Examine the entries and show every line in which the word "Over" is found.

== Data section ==

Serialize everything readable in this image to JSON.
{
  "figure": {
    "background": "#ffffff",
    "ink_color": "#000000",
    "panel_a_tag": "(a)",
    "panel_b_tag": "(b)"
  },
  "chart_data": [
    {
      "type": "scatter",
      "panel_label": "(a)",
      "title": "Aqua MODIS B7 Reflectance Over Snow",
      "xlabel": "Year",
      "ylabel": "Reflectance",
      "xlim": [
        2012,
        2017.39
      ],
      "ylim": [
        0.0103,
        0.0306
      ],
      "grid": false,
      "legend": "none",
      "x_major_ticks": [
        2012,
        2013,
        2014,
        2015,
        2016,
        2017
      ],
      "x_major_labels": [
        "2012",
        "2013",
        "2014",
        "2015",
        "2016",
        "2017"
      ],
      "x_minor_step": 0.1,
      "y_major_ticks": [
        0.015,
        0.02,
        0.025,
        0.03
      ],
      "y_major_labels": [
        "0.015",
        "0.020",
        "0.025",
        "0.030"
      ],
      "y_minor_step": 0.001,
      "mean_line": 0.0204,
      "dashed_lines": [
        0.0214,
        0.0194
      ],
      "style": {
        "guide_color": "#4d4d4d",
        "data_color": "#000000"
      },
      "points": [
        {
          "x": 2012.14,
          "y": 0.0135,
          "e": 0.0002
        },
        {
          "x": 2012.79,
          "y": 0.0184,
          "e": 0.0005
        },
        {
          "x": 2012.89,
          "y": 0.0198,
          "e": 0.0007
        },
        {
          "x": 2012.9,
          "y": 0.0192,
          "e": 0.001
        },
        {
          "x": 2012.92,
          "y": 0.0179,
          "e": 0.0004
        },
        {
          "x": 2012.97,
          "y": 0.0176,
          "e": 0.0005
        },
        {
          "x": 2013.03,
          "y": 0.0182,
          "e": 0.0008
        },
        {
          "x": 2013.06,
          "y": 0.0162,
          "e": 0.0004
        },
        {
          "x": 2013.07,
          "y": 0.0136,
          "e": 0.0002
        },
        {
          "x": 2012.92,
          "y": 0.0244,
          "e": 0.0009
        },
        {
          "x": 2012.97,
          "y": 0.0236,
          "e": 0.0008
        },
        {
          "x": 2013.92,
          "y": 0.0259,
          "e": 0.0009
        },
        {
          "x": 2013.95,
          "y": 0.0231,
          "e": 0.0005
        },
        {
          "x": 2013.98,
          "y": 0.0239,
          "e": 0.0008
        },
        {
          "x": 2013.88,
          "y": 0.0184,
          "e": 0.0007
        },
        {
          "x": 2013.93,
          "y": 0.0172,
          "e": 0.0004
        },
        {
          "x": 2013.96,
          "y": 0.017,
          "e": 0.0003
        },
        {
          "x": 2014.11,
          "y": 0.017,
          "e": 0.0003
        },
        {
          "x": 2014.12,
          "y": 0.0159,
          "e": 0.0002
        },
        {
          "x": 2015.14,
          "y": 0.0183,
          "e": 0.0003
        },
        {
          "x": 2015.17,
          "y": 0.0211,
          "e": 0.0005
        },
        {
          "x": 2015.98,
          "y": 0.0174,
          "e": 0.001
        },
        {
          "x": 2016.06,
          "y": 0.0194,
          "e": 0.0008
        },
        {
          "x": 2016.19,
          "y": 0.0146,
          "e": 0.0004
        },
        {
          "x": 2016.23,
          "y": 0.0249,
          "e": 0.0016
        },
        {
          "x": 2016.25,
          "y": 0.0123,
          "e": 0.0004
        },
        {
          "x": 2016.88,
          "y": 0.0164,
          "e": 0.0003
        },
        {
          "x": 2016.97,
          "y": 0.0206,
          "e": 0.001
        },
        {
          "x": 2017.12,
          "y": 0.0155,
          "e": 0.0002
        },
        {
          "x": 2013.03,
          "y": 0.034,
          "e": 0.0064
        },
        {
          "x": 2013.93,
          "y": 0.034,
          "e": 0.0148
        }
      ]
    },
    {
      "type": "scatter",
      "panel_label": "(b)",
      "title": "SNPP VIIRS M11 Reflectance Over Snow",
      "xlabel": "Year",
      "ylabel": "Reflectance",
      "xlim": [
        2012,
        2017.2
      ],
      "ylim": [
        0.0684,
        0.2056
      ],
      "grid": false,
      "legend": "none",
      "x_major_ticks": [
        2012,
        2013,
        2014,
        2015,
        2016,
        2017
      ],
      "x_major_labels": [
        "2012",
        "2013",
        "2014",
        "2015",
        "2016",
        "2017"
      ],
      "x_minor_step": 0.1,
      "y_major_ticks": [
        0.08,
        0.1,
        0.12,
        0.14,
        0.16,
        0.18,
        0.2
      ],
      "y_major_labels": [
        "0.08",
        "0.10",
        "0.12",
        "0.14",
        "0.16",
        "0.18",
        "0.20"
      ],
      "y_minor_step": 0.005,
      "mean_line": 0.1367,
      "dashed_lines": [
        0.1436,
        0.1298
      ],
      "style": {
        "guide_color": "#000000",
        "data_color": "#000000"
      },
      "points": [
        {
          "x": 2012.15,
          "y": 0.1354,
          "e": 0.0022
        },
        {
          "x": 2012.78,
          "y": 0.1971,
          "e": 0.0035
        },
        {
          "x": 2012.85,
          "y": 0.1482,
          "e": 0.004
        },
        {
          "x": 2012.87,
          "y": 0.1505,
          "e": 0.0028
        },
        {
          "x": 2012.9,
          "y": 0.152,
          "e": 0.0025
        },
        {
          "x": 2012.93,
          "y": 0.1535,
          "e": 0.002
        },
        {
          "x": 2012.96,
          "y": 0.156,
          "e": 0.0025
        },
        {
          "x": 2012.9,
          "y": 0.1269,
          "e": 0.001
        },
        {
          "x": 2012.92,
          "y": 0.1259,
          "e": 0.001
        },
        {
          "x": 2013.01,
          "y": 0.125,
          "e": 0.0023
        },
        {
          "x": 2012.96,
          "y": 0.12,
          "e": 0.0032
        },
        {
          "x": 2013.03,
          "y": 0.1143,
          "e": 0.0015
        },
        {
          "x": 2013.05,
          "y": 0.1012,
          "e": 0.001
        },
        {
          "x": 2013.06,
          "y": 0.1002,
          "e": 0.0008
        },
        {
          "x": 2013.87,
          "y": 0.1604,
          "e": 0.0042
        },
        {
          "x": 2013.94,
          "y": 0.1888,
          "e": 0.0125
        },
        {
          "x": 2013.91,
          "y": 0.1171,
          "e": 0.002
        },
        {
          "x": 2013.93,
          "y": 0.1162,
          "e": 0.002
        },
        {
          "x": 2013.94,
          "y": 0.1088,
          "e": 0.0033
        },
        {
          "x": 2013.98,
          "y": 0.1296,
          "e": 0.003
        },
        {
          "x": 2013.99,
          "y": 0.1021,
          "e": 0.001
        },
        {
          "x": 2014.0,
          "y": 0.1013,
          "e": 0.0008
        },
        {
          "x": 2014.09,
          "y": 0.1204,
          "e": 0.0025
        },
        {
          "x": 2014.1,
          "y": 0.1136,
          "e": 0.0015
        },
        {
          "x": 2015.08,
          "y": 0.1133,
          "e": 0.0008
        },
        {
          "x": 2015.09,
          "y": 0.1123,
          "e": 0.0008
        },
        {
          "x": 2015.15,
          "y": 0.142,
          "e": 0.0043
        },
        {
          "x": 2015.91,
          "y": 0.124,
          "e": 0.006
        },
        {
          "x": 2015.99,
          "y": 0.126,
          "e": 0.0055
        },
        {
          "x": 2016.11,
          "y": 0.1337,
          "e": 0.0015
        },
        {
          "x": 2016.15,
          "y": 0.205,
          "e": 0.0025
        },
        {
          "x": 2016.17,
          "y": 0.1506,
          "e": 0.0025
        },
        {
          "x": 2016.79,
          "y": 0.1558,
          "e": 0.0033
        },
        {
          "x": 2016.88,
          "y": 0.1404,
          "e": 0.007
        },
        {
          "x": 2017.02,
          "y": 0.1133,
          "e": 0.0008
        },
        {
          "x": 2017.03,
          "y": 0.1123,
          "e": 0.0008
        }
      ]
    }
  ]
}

===

■ **Exercise solution**
      "title": "Aqua MODIS B7 Reflectance Over Snow",
      "title": "SNPP VIIRS M11 Reflectance Over Snow",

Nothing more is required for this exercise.